▶ **Travail à faire**: Prolongez le texte consacré à la distribution du film en reprenant juste après sa dernière phrase.

▶ **Texte du document**:
■ ■ ■ ■ ■

Au départ pensé pour Laurence Olivier, le rôle de Jean-Baptiste Bernadotte revient à Michael Rennie (Quatre de l’Espionnage, La Rose Noire, Le Jour où la Terre s’Arrêta, Capitaine King, Le Troisième Homme sur la Montagne, La Bataille d’El Alamein). Joséphine de Beauharnais est incarnée par Merle Oberon (Maryrose et Rosemary, La Vie Privée d’Henry VIII, Folies-Bergères, Madame et son Cow-Boy, Lydia, Au Fond de Mon Cœur). Le casting est complété avec Cameron Mitchell dans le rôle de Joseph Bonaparte (Mort d’un Commis Voyageur, Les Misérables, Les Pièges de la Passion, Escapade au Japon), Elizabeth Sellars dans celui de Julie Clary (Madeleine, La Comtesse aux Pieds Nus, Les 55 Jours de Pékin), Cathleen Nesbit dans le rôle de Letizia Bonaparte (La Veuve Noire, Elle et Lui, La Fiancée de Papa, Julia), John Hoyt dans le rôle de Talleyrand (Les Héros dans l’Ombre, Le Traquenard, Jules César, Cléopâtre) et Richard Deacon dans la peau d’Étienne Clary (Un Pyjama pour Deux, L’Espion aux Pattes de Velours, Lieutenant Robinson Crusoé, Gnome-Mobile, Le Fantôme de Barbe-Noire).

■ ■ ■ ■ ■

▶ **Données fournies**:
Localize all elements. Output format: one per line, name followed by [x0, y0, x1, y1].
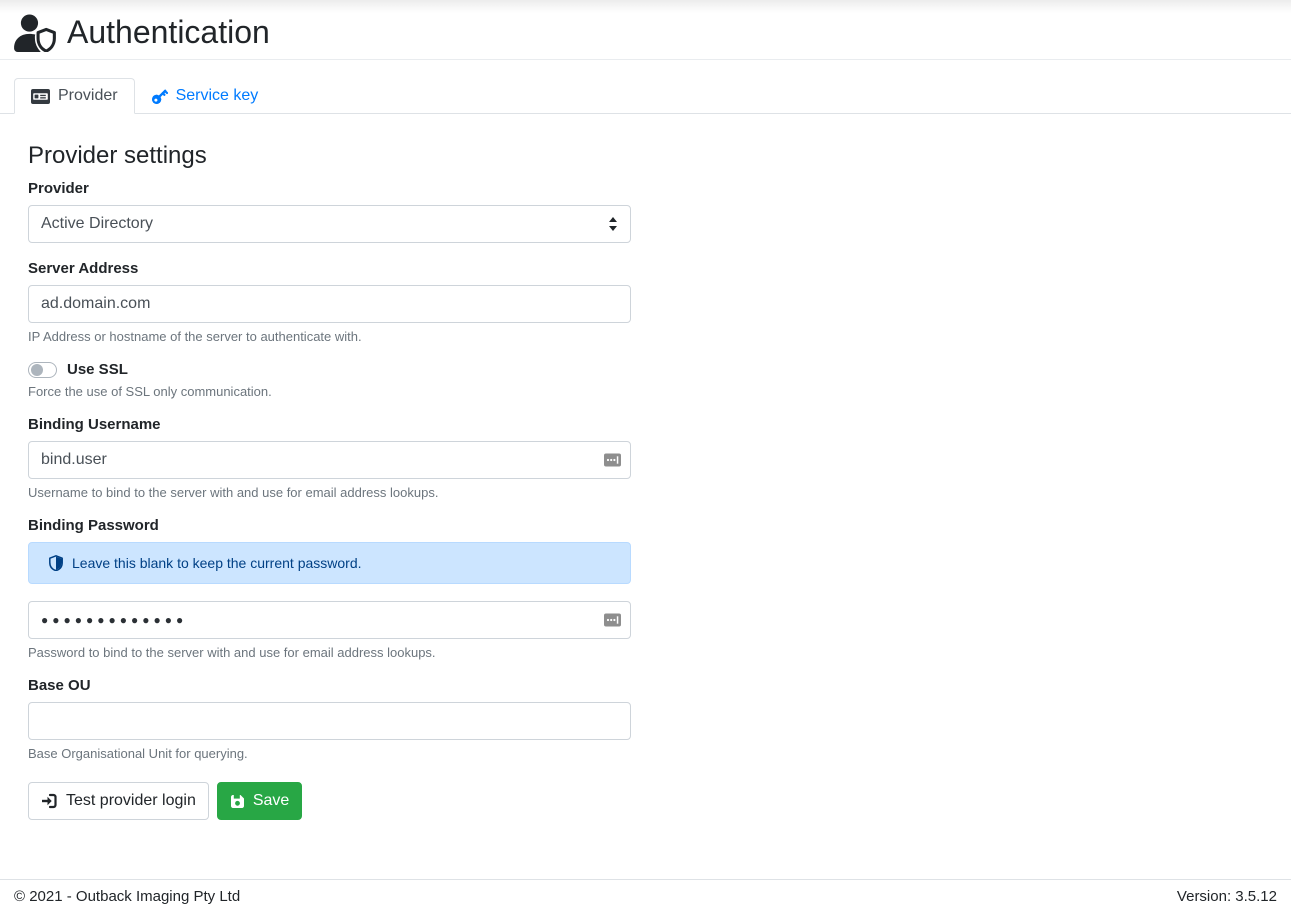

■ ■ ■ ■ ■

▶ **Résultat attendu**:
Adapté du roman d’Annemarie Selinko, Désirée met en scène la passion vécue par Napoléon Bonaparte et la souvent fort méconnue Désirée Clary. Né le 15 août 1769 à Ajaccio, dans une Corse qui n’est française que depuis quelques mois, Napoléon Bonaparte fait partie des figures de proue de l’Histoire de France. Jeune lieutenant de dix-neuf ans lorsque la Révolution française commence, Bonaparte quitte son île natale avec sa famille en juin 1793. Installé dans le sud de la France, il gravit alors un à un les échelons de l’armée et devient général la même année. Commandant en chef en Italie puis en Égypte, sa réputation grossit suite à des succès avérés ou enjolivés. Le 9 novembre 1799 (le 18 Brumaire de l’An VIII), il dirige un coup d’État et renverse le gouvernement bourgeois du Directoire. Le Consulat est proclamé. Bonaparte devient Premier Consul puis Consul à vie. Mettant en place un régime autoritaire, il suit les propositions du Sénat qui lui soumet la création d’un Empire proclamé le 18 mai 1804. Bonaparte devient alors Napoléon Ier. Son sacre à Notre-Dame de Paris le 2 décembre est l’un des événements les plus forts de ce XIXe siècle naissant. Son épouse depuis 1796, Joséphine de Beauharnais, est également sacrée au cours de la cérémonie immortalisée par le peintre Jacques-Louis David.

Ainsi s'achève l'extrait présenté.